(Items from a dataset)
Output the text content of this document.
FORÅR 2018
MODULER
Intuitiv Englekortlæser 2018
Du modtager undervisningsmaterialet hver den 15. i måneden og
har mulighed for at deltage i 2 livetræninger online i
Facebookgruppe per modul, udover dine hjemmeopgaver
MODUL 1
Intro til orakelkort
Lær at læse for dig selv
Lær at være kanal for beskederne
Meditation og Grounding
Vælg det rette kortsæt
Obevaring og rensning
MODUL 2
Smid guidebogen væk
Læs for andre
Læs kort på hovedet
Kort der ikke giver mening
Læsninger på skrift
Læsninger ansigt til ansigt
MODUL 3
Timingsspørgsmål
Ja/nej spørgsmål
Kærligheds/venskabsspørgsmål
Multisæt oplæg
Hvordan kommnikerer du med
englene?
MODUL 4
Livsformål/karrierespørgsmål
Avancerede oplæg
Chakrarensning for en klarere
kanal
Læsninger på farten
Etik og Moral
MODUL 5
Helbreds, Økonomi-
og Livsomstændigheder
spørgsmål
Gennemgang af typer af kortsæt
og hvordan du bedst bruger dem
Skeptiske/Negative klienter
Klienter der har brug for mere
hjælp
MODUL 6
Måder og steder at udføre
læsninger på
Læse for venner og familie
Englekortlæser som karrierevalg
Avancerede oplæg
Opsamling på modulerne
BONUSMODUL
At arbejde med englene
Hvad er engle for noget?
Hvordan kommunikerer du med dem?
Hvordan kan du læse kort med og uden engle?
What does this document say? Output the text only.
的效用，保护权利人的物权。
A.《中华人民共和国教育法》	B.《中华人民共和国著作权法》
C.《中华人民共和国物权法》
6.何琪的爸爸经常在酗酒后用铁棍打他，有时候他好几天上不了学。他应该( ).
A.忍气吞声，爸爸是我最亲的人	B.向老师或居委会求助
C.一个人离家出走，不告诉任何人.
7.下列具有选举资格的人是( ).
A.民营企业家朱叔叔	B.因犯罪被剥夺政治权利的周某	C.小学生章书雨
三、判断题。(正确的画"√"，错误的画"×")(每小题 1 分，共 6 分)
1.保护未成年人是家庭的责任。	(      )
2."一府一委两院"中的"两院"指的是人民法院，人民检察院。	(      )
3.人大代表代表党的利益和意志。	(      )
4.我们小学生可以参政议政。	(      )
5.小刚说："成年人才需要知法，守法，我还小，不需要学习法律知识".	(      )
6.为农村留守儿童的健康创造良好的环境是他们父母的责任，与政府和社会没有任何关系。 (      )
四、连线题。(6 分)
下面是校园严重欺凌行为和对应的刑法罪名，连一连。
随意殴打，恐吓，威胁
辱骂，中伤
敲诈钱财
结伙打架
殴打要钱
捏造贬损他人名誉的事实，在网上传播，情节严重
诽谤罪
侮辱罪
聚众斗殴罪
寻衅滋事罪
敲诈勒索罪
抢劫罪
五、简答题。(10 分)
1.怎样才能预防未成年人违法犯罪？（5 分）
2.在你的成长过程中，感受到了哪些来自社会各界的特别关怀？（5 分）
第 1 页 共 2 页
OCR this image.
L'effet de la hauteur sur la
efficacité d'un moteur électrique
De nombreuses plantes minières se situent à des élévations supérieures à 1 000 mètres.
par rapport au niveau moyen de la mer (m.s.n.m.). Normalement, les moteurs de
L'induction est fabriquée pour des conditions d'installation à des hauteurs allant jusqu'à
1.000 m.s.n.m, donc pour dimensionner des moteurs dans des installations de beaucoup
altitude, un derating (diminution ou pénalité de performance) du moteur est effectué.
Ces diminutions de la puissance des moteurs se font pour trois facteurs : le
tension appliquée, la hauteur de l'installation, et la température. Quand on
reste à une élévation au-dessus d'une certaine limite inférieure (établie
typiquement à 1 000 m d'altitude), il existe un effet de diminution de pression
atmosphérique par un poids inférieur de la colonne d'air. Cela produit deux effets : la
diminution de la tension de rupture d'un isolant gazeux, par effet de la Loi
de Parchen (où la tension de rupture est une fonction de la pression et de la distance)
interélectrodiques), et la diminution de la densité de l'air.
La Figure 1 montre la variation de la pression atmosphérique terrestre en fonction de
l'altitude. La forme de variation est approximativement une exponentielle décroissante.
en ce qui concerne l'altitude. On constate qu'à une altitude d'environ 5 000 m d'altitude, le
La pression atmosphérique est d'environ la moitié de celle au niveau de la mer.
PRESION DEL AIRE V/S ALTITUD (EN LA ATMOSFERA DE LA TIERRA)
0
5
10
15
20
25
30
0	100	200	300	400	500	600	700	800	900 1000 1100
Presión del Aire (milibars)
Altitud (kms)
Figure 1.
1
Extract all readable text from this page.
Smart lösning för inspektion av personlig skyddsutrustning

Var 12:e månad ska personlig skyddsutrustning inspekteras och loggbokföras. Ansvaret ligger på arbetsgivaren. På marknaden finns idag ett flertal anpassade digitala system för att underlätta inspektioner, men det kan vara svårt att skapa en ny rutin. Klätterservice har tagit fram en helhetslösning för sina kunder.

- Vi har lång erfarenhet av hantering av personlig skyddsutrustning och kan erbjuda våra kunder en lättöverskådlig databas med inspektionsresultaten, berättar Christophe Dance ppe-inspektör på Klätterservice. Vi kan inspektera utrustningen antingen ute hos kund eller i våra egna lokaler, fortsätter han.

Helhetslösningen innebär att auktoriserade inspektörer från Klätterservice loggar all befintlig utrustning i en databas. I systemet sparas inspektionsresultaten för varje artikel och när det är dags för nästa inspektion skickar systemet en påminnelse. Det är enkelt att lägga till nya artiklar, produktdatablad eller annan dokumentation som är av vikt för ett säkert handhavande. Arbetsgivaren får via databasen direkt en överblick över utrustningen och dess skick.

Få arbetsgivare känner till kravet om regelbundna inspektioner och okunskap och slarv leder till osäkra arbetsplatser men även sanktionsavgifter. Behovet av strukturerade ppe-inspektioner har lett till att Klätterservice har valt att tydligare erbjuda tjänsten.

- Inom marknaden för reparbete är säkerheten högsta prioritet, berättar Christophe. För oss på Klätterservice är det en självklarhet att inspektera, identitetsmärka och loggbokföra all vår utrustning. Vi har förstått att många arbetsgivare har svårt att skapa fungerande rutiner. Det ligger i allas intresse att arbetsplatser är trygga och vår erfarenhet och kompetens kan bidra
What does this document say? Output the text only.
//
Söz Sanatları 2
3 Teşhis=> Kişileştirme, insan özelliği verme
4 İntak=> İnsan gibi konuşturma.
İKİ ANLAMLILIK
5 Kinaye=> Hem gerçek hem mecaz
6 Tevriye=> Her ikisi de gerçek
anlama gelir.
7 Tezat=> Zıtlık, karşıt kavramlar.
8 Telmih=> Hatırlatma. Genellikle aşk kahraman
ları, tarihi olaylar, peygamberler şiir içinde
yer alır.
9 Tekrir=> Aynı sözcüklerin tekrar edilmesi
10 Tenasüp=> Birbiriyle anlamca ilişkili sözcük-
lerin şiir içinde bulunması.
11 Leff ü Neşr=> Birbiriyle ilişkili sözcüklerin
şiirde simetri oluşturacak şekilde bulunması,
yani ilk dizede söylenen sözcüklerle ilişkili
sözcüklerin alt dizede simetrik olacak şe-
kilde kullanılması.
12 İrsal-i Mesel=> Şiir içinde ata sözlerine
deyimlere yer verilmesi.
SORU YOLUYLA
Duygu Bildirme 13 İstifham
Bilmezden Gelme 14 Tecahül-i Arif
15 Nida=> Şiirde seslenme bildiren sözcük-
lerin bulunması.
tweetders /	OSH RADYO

→ Problem to solve:
In the entries above, find lines with "kunder" and copy each.

→ Result below:
Var 12:e månad ska personlig skyddsutrustning inspekteras och loggbokföras. Ansvaret ligger på arbetsgivaren. På marknaden finns idag ett flertal anpassade digitala system för att underlätta inspektioner, men det kan vara svårt att skapa en ny rutin. Klätterservice har tagit fram en helhetslösning för sina kunder.
- Vi har lång erfarenhet av hantering av personlig skyddsutrustning och kan erbjuda våra kunder en lättöverskådlig databas med inspektionsresultaten, berättar Christophe Dance ppe-inspektör på Klätterservice. Vi kan inspektera utrustningen antingen ute hos kund eller i våra egna lokaler, fortsätter han.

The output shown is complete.